# [TASK STATEMENT]
Can you retype the passage from "The overall value" to "after enough exploration." in the reinforcement learning excerpt below, word for word?
:: EXCERPT TO READ ::
1. The initial state: ${\displaystyle s_{0}}$.
2. A set of possible states the environment or agent can be in: ${\displaystyle S={s_{0},s_{1},...,s_{m}}}$.
3. A of possible actions an agent can execute: ${\displaystyle A={a_{0},a_{1},...,a_{n}}}$.
4. A transition model which returns the next likely state under a specific action: ${\displaystyle T(s,a,s')}$.
5. A reward function which describes the benefit gained from reaching a certain state : ${\displaystyle R(s)}$.

#### State-Value Function

Actions are selected on the basis of a policy ${\displaystyle \pi (s)}$, which maximizes the reward for the agent for a given state.

The state-value function ${\displaystyle V_{\pi }(s)}$ describes the total expected reward for the current state under a specific policy. The function makes use of the Bellman Equation, which introduces the discount factor ${\displaystyle \gamma \in [0,1]}$. ${\displaystyle \gamma }$ denotes the preference of the agent to prioritize future rewards over immediate reward, a form of delayed gratification.

The overall value function can be denoted as:

${\displaystyle V_{\pi }(s)=\textstyle E[\sum _{t=0}^{\infty }\gamma ^{t}r_{t}|s_{0}=s],}$

which estimates the total reward until a terminal or cut-off state is reached. This function provides the ability to find an optimal policy, which maximizes the overall reward.

#### Monte Carlo Methods

In order to adapt to large and unknown environments, agents often use Monte Carlo methods, in particular Monte Carlo Tree Search (MCTS). MCTS is a sampling technique which uses randomness to generate a policy as well as to estimate the expected utility for each state. An agent plays "episodes", which are sequences from the starting to terminal state, and ideally converges to an optimal model after enough exploration.

MCTS is used in model-free scenarios, in which the transition model and state-value function ${\displaystyle V_{\pi }(s)}$ for a given state have to be estimated. This incomplete model is referred to as Monte Carlo prediction or passive reinforcement learning. If the general policy ${\displaystyle \pi (s)}$ also has to be learned, it is referred to as Monte Carlo control, or active reinforcement learning. Active reinforcement learning continuously reevaluates the effectiveness of the policy, which is performed by iterating over the Q-function of each state:

${\displaystyle Q_{\pi }(s,a)={R_{t}|s_{t}=s,a_{t}=a},}$

The Q-function defines the utility of a state-action pair, which then allows the construction of a policy based on the highest ${\displaystyle Q}$ returns.

##### Temporal Difference Learning

To update policies and values in Monte Carlo, it is necessary to wait until the completion of a full episode. This is expensive and impractical as some episodes may take a long time or never terminate. Temporal Differencing (TD) draws from classical conditioning to develop an anticipatory reward model. The agent updates the utility function of each state after is has experienced the subsequent state. Utility is estimated based on the expected return from the next action. ${\displaystyle TD(0)}$ only considers the state at ${\displaystyle t_{+1}}$ whereas ${\displaystyle TD(\lambda )}$ also factors in older states in its reward function.

The update of the utility in TD can be expressed as:

${\displaystyle V_{\pi }(s)_{new}\leftarrow V_{\pi }(s)+\alpha (\overbrace {r+\gamma V(s')} ^{learnt\ value}-V(s))}$

Here ${\displaystyle s}$ is the previous state, ${\displaystyle s'}$ is the subsequent state, ${\displaystyle r}$ is reward the agent received, ${\displaystyle \alpha }$ is rate at which the agent updates at and, ${\displaystyle \gamma }$ is the default discount rate for a specific ${\displaystyle s}$.
:::
:: PROVIDED INFORMATION ::
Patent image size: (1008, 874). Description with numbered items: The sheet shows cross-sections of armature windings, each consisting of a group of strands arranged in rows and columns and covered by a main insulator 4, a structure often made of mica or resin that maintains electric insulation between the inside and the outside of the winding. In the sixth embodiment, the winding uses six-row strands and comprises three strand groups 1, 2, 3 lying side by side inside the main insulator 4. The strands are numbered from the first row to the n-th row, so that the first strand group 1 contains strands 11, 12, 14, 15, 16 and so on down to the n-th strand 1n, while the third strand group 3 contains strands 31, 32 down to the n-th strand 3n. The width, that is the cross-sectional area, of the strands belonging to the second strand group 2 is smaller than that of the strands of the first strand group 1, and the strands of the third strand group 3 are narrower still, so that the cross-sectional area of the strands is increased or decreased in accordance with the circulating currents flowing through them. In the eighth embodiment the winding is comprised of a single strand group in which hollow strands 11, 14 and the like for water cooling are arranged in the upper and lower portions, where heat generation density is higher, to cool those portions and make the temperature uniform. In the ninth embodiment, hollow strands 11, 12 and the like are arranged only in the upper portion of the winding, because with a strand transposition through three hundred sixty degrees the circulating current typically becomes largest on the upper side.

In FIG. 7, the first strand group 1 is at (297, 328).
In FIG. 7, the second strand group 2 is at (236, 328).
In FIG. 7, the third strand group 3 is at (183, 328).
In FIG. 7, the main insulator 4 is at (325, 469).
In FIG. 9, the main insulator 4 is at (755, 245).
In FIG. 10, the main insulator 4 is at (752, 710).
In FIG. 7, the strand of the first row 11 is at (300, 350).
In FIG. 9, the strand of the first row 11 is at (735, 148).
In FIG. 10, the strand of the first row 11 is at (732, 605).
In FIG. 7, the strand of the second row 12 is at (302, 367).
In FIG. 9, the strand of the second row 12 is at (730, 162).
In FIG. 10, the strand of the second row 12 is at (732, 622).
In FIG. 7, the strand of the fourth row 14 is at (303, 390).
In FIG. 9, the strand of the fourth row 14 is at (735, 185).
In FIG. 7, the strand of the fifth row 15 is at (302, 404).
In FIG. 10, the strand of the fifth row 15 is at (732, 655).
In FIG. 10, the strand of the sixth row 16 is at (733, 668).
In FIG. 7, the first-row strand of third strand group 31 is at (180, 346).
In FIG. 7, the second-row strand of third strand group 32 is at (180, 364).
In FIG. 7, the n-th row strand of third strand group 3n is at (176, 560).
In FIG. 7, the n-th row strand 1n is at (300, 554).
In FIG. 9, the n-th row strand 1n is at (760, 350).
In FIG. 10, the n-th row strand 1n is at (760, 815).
:::
# [REPLY TO THE EXERCISE]
The overall value function can be denoted as:

${\displaystyle V_{\pi }(s)=\textstyle E[\sum _{t=0}^{\infty }\gamma ^{t}r_{t}|s_{0}=s],}$

which estimates the total reward until a terminal or cut-off state is reached. This function provides the ability to find an optimal policy, which maximizes the overall reward.

#### Monte Carlo Methods

In order to adapt to large and unknown environments, agents often use Monte Carlo methods, in particular Monte Carlo Tree Search (MCTS). MCTS is a sampling technique which uses randomness to generate a policy as well as to estimate the expected utility for each state. An agent plays "episodes", which are sequences from the starting to terminal state, and ideally converges to an optimal model after enough exploration.